* **GOAL OF THE EXERCISE**
Say how many lines include "хранения", with no words around the number.
....
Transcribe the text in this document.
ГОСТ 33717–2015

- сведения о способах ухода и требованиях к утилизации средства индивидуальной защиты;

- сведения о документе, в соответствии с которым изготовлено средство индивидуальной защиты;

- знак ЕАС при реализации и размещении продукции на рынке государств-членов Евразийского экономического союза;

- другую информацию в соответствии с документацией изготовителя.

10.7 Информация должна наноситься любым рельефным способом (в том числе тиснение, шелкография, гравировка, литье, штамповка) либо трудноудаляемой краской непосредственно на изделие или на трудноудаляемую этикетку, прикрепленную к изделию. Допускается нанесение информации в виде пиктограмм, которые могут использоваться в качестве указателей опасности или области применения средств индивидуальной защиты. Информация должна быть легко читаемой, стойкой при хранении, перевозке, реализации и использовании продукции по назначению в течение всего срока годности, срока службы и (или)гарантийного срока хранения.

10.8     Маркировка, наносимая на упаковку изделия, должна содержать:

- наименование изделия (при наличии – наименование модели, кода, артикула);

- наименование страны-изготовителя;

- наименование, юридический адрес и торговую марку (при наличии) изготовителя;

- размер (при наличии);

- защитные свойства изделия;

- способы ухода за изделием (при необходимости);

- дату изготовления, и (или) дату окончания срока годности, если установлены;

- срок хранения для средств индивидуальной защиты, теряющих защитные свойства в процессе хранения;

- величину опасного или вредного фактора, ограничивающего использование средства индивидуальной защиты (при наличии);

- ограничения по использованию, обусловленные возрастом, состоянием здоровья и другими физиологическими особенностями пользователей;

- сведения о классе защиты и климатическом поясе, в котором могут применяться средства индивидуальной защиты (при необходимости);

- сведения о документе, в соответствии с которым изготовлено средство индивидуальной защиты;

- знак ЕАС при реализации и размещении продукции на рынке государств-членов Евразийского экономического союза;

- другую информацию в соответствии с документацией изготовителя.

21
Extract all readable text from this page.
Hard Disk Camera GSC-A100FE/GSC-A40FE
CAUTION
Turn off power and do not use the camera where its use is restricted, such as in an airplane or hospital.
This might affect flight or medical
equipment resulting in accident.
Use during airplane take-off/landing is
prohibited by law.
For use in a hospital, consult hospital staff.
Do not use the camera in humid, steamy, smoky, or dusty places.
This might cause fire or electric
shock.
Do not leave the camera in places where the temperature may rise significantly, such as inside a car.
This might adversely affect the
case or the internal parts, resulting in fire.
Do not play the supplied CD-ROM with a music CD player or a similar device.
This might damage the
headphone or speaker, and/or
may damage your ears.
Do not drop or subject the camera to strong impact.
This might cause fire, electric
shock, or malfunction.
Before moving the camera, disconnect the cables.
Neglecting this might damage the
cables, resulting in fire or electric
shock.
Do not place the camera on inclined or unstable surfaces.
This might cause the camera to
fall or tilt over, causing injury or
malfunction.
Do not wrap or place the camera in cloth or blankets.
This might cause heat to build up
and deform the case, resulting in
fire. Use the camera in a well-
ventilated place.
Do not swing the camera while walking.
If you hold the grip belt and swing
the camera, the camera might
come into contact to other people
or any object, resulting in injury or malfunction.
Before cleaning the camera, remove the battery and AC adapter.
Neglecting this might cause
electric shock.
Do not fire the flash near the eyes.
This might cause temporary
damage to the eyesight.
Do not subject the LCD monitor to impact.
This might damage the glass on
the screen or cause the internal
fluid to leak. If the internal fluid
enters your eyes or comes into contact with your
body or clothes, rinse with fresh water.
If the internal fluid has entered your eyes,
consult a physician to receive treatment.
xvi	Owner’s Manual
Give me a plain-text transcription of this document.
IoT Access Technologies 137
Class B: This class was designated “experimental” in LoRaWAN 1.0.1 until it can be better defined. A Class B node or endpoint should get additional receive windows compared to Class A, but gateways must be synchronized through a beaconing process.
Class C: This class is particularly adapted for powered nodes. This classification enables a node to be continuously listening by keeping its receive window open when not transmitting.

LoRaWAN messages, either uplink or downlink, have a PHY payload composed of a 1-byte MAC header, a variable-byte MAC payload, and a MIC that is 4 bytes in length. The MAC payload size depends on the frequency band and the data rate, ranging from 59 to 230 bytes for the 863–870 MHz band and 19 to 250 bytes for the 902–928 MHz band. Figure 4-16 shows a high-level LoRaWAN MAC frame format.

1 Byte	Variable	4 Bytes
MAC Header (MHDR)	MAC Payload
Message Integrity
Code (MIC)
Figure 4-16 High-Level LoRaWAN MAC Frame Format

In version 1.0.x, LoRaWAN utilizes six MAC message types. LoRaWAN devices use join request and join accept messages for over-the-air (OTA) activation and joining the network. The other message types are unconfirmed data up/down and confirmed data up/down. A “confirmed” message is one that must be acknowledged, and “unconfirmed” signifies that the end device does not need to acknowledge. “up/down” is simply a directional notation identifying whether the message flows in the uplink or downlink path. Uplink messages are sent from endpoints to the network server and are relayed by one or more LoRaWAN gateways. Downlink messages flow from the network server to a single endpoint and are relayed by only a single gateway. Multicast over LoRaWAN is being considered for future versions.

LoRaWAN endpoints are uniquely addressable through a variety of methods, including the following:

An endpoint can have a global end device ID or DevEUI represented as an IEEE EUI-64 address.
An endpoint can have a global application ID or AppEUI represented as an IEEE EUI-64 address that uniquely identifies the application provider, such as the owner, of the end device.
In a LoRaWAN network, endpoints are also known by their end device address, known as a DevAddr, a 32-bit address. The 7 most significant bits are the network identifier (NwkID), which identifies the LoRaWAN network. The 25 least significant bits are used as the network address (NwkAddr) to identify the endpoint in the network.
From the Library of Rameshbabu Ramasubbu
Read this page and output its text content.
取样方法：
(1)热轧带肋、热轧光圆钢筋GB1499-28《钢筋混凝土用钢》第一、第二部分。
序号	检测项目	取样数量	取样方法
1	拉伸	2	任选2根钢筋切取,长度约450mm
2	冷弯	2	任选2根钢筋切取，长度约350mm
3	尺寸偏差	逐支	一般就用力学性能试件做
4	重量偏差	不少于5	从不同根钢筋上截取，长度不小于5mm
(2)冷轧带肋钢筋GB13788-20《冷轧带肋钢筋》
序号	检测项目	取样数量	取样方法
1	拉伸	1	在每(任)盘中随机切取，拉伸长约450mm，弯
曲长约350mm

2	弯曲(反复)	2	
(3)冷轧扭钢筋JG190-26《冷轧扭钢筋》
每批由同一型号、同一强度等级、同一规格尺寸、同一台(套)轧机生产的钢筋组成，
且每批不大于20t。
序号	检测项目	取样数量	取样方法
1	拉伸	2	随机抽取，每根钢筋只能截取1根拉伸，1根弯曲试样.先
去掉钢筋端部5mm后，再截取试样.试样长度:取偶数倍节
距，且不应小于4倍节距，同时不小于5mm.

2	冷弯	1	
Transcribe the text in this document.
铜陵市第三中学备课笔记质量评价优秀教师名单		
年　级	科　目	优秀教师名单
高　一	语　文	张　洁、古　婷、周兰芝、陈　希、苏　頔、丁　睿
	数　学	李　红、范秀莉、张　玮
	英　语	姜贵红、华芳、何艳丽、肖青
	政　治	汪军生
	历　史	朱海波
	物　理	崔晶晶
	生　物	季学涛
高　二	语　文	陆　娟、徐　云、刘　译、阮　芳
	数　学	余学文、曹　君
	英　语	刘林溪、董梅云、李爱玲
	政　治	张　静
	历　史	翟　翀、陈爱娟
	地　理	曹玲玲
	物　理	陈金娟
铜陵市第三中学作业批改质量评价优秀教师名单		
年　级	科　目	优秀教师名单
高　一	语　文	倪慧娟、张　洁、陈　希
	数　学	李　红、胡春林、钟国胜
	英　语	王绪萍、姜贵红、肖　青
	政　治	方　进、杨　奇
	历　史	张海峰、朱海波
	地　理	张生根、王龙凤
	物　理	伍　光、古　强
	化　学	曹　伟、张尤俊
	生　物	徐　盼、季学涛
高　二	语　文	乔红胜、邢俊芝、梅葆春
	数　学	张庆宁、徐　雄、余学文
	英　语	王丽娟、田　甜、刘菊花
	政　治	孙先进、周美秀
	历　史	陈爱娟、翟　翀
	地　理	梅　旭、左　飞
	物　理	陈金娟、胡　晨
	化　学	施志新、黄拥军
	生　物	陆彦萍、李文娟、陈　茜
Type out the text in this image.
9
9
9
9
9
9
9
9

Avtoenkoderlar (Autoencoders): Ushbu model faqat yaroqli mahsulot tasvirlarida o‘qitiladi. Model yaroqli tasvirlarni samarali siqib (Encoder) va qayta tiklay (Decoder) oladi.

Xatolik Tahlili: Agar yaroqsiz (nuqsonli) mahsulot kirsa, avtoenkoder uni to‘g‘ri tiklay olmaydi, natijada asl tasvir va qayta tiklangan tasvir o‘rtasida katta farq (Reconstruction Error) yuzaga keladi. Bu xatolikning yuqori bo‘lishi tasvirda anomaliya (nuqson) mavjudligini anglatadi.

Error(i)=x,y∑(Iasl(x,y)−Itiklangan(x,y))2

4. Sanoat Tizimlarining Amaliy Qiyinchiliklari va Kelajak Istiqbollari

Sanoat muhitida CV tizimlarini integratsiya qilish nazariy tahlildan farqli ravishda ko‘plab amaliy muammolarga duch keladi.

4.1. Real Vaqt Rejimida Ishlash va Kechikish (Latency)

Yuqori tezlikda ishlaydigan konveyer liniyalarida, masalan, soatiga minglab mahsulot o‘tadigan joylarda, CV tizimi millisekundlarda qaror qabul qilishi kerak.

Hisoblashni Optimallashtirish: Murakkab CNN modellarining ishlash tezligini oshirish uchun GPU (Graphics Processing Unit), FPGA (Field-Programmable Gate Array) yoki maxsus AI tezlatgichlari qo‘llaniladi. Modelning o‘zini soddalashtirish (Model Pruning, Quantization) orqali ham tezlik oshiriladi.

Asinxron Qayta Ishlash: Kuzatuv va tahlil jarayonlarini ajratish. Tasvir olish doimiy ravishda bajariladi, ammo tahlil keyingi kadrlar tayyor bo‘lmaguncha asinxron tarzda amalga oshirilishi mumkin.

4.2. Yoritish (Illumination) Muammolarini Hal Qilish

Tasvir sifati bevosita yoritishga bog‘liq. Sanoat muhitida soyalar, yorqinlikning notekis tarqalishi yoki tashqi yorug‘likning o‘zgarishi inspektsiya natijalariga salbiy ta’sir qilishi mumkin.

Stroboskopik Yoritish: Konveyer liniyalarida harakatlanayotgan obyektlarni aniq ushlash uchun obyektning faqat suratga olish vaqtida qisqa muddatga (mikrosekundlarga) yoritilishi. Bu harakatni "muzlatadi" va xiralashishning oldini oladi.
....
* **WORKED SOLUTION**
2